• _GIVEN TEXT_:

[BEGIN]

The lack of confidence isn’t a result of these products being faulty – far from it. When they work, they work very well. The trouble is, those results have tended to be unpredictable because water conditions vary so much from one building to another. It’s not surprising, therefore, that PWCs have developed something of a patchy reputation with many engineers. Some think they are the best thing since sliced bread while others wouldn’t touch them with a barge pole.

In fact, all of this uncertainty is totally unnecessary if you understand how PWCs interact with the water they are treating and take the trouble to analyse the water before proceeding with the project. Unfortunately, many suppliers of PWCs don’t fully understand how their units work and analysis of the water before installation of PWCs is surprisingly rare.

So, in an ideal situation, the supplier of the PWC will analyse the water and predict whether their unit will deliver the required results – basing that decision on solid science rather than hoping for the best. To that end, it makes sense to understand something about the chemical processes that contribute to limescale formation.

A scaly problem

In hard water containing ions of calcium and carbonate there is an ongoing dynamic process. Free ions are continually combining to form calcium carbonate crystals while, at the same time, the crystals are dissolving to release free ions. Under natural conditions there is an equilibrium where the crystals are forming and dissolving at the same rate.

Disruption of that equilibrium occurs when there are changes in the environment, such as an increase in temperature or pressure in a heating or cooling system. Disturbing the equilibrium in this way can lead to the rate of crystal formation exceeding the rate of dissolution, resulting in precipitation of calcium carbonate crystals as limescale.

A change in the pH of the water can have a similar effect, with an increase in alkalinity increasing the likelihood of scale formation in areas where there is no temperature change such as spray nozzles.

At this point it’s important to note that there are two forms of calcium carbonate crystal – the hard calcite crystals that we know as limescale and softer, stable aragonite crystals that remain suspended in the water and are flushed through the system.

The way that PWCs work is to encourage the formation of the softer aragonite crystals so they pass through the system and do not leave hard limescale behind. In this respect they do not soften the water because they do not remove calcium carbonate; they simply change its structure.

However, as indicated here, the dynamic interactions between ion concentrations, temperature, pressure and pH are extremely complex and it is this complexity that has tended to make the use of most PWCs a rather hit and miss affair.

Getting it right

PWCs can be broadly divided into magnetic, electronic and catalytic conditioners and it is widely accepted that catalytic conditioners offer the most consistent results. However, in order to be able to predict whether a catalytic conditioner will work before it’s installed it is vital to understand the interactions between the conditioner and the water.

[END]

Element location data
[BEGIN]

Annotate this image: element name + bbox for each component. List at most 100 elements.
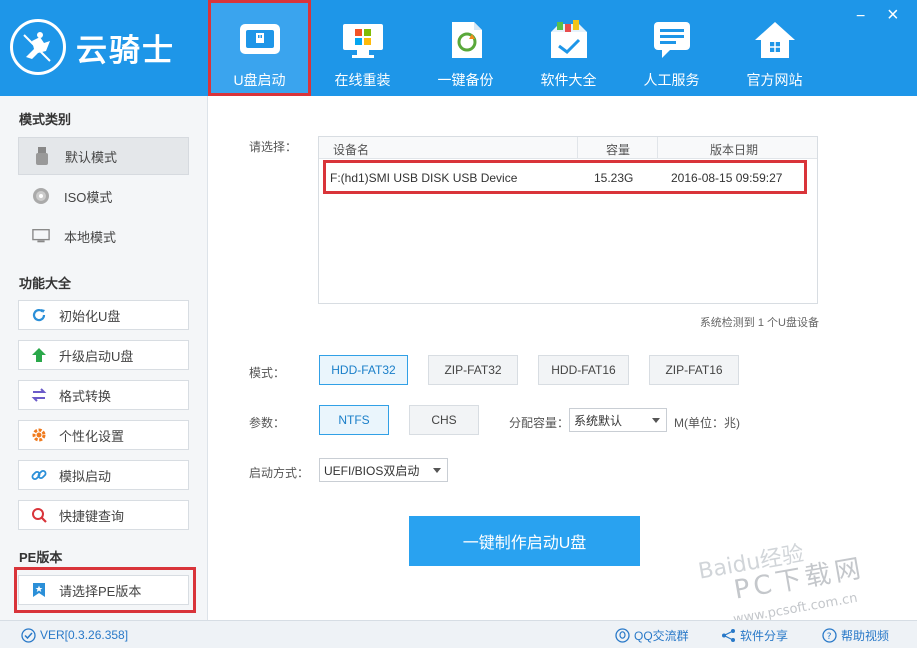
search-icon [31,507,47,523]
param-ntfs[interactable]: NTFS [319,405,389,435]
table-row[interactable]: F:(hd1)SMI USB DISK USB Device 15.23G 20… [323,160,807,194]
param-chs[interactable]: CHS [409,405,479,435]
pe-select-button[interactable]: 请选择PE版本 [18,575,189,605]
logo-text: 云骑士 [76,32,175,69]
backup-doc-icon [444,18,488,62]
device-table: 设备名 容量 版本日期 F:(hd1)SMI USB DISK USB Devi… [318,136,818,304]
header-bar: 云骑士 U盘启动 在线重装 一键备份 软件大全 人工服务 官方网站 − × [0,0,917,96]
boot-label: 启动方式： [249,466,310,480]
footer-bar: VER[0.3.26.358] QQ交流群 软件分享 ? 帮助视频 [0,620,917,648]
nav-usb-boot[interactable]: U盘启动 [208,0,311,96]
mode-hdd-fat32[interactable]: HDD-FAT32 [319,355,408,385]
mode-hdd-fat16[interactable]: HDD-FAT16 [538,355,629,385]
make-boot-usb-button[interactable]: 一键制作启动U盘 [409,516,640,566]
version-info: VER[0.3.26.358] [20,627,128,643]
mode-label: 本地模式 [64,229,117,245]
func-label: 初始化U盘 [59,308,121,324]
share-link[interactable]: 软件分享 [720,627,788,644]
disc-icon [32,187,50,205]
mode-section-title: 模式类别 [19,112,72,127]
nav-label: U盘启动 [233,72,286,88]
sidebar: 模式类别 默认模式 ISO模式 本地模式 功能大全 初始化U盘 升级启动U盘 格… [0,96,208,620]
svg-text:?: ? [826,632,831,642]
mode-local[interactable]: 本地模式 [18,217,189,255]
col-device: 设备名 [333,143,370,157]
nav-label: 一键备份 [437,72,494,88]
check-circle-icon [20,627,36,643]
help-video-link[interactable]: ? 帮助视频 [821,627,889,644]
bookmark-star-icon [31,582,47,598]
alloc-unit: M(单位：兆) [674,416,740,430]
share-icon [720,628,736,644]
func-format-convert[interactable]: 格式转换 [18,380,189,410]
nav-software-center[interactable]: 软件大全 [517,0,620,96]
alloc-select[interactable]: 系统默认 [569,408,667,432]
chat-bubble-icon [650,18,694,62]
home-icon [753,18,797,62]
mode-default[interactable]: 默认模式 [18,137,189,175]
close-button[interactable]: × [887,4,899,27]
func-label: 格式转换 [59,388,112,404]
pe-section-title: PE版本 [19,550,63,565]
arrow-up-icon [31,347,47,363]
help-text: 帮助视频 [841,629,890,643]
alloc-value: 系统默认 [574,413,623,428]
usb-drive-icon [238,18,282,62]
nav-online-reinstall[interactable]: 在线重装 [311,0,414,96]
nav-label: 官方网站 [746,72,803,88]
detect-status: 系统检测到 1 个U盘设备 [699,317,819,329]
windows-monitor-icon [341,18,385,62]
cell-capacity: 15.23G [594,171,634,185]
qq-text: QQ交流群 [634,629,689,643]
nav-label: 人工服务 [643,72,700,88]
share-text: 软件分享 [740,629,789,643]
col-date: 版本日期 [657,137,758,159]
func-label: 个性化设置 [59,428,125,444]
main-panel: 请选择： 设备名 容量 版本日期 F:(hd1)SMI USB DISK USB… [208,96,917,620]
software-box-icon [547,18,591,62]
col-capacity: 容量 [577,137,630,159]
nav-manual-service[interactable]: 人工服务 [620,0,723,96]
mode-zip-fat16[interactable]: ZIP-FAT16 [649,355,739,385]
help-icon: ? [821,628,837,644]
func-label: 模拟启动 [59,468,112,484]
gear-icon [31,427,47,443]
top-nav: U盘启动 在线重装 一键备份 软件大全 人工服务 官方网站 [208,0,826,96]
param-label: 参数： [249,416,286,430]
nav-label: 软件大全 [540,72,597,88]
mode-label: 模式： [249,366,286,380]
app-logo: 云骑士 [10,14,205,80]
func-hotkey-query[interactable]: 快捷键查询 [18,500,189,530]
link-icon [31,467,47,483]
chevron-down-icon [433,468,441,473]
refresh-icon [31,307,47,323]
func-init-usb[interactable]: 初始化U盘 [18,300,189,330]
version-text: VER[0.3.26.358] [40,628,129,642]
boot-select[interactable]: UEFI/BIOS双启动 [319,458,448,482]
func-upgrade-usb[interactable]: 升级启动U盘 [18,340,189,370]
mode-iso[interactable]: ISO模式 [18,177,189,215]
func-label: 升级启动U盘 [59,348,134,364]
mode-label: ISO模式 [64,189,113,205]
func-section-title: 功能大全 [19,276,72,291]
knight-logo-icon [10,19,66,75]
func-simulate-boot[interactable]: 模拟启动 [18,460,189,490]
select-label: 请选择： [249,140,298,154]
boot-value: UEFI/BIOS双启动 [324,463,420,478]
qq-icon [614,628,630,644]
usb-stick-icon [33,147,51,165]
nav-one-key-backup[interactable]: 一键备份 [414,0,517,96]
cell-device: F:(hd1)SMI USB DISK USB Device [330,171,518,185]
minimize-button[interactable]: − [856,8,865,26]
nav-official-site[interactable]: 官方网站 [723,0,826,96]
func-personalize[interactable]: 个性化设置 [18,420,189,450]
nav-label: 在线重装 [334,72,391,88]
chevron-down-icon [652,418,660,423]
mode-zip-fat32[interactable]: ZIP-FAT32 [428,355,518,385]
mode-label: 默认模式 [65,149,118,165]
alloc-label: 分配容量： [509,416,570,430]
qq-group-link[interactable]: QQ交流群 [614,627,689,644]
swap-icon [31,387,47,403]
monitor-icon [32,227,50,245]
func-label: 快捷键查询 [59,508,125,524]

[END]
[BEGIN]

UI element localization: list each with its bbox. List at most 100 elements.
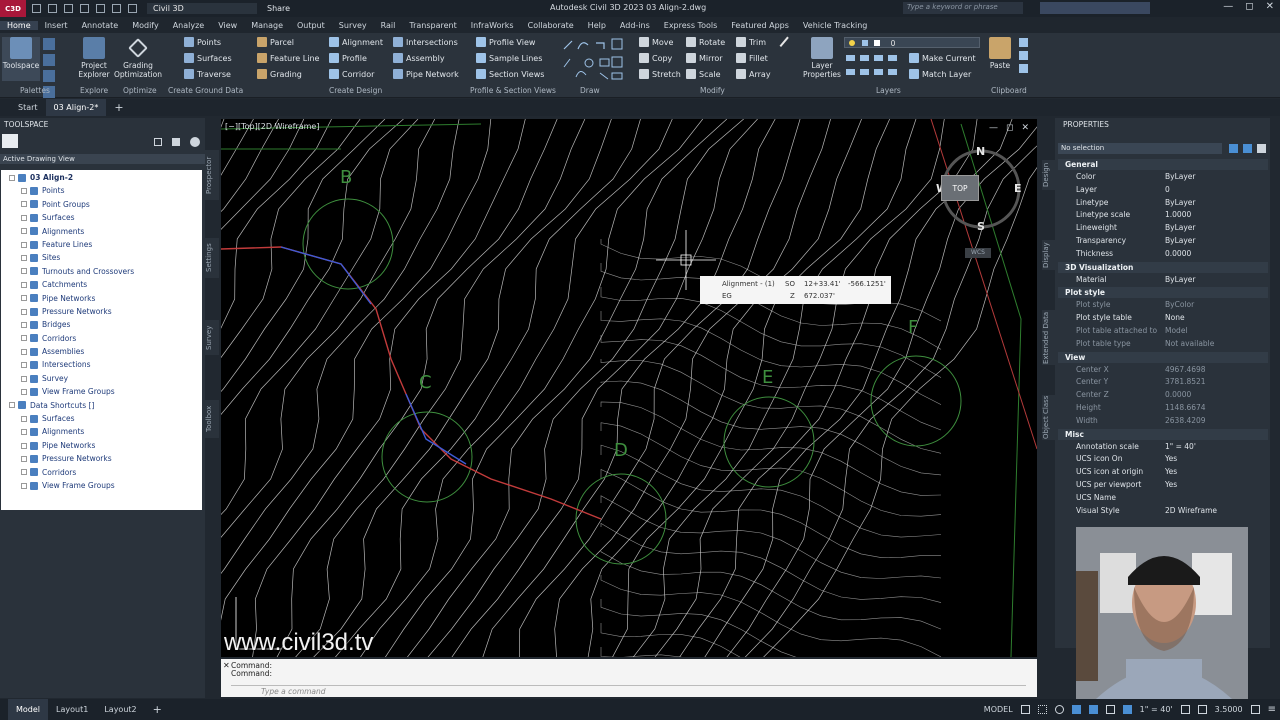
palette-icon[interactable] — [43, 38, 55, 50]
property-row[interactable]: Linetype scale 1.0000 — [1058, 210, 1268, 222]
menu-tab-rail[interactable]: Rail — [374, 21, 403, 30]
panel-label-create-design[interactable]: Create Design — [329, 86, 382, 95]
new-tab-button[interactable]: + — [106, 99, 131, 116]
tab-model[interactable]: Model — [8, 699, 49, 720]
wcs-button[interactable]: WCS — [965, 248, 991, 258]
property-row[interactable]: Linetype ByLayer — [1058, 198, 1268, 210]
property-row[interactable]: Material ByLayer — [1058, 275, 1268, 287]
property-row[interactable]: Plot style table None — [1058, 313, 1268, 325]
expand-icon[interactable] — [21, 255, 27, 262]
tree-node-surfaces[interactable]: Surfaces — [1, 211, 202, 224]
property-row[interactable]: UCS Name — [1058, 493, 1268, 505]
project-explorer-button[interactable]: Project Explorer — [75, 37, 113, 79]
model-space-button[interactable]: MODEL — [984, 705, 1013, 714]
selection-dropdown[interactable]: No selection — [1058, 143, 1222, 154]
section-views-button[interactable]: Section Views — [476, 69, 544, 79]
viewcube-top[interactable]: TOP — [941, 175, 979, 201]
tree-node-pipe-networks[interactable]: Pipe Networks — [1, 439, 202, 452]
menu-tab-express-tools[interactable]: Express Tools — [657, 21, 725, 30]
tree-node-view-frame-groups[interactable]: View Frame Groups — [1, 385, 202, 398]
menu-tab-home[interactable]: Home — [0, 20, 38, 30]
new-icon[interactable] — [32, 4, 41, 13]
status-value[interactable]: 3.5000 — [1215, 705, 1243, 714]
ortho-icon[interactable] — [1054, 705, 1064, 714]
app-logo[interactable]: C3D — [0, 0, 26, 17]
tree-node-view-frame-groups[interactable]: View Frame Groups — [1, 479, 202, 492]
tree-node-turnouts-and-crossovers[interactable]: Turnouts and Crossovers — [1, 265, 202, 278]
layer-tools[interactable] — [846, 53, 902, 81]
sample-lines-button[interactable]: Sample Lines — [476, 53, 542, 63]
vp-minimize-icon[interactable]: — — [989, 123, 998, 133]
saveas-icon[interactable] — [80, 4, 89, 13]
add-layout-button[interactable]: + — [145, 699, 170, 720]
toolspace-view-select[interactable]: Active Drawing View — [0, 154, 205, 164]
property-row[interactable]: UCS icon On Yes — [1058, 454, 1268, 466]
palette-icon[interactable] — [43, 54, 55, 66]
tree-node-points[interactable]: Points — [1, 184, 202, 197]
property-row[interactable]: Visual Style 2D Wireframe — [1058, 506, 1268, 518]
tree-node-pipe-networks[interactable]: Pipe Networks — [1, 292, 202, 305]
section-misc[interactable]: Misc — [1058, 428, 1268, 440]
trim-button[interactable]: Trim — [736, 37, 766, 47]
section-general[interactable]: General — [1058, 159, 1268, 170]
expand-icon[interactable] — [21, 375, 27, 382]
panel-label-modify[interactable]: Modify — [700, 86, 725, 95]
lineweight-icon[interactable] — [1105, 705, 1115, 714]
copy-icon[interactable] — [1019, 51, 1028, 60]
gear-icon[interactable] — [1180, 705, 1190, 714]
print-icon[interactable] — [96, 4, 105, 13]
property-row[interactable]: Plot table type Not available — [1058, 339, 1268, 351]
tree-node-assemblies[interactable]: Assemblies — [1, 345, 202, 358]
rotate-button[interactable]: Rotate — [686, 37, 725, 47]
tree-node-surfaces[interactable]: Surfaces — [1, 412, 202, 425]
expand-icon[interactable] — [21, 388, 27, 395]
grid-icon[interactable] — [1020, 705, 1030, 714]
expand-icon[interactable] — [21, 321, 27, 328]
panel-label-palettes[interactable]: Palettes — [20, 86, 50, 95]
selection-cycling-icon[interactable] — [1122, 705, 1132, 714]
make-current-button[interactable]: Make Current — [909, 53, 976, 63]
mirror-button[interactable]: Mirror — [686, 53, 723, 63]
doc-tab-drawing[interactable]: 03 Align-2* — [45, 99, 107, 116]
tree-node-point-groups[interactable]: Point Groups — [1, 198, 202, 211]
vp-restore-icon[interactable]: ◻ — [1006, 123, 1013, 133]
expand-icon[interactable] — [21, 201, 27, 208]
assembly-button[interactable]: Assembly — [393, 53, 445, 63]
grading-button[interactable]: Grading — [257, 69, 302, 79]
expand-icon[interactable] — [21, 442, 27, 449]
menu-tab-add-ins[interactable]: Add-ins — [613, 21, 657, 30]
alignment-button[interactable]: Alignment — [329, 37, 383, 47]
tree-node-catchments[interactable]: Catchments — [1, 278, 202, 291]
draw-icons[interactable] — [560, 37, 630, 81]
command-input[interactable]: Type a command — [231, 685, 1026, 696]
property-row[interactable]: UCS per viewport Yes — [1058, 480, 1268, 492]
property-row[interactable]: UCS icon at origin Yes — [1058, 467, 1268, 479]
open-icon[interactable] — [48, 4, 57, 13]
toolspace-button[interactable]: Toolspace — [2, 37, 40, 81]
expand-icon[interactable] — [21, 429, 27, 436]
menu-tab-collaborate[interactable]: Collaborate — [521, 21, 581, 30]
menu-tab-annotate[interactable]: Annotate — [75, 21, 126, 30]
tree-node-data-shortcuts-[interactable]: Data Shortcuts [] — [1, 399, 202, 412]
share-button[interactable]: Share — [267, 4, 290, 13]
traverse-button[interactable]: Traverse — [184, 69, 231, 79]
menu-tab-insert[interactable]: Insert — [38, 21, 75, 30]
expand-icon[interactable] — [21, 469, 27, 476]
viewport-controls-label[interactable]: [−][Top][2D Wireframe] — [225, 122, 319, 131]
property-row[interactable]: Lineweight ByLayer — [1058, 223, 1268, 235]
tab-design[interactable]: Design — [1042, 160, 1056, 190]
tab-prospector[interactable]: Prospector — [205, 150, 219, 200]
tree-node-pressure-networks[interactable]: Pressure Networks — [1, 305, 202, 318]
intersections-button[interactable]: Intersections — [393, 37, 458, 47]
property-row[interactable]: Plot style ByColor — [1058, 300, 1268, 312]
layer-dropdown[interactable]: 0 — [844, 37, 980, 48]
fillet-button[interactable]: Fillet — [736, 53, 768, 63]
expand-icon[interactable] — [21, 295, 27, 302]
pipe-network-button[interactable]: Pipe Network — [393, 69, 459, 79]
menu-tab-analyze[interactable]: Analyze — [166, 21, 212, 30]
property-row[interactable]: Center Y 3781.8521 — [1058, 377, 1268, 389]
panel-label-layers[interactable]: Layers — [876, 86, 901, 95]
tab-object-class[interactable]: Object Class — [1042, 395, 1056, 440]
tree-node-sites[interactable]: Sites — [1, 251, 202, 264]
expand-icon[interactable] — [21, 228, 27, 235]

[END]

• _REQUIRED ACTIONS_:
a) Answer these questions using the text on physical water conditioners:
(i) What are the two forms of calcium carbonate crystal it names?
(ii) Into which three types can PWCs be broadly divided?
(iii) Under natural conditions, what is true of the rates at which the crystals form and dissolve?
b) Take the text on physical water conditioners further, picking up after its final sentence.
The records were taken from a different source than the text.

• _ANSWERS PER TASK_:
a)
(i) Hard calcite crystals and softer, stable aragonite crystals.
(ii) Magnetic, electronic and catalytic conditioners.
(iii) The crystals form and dissolve at the same rate.

b)
To that end, a research project was commissioned at the UKAEA Harwell laboratory to increase the understanding of these interactions and to use that understanding to develop a model that would enable accurate predictions of performance.

Experience had already shown that placing a ‘spinner’ made from a special alloy in the system would prevent limescale formation under certain conditions. However, this experience was just the type of anecdotal evidence that has created the smoke and mirrors image of PWCs. The research, therefore, focused on clarifying the interactions between the spinner and the water.

Different types of water were tested, comparing spinners of copper (as an inert substance), zinc (as a material that would corrode fairly rapidly) and the special alloy (the exact nature of which remains confidential) developed by our company for use in catalytic water conditioners.

The results showed that the special alloy was more successful in promoting the formation of soft aragonite crystals than either the control (copper) or the rapidly corroding metal (zinc).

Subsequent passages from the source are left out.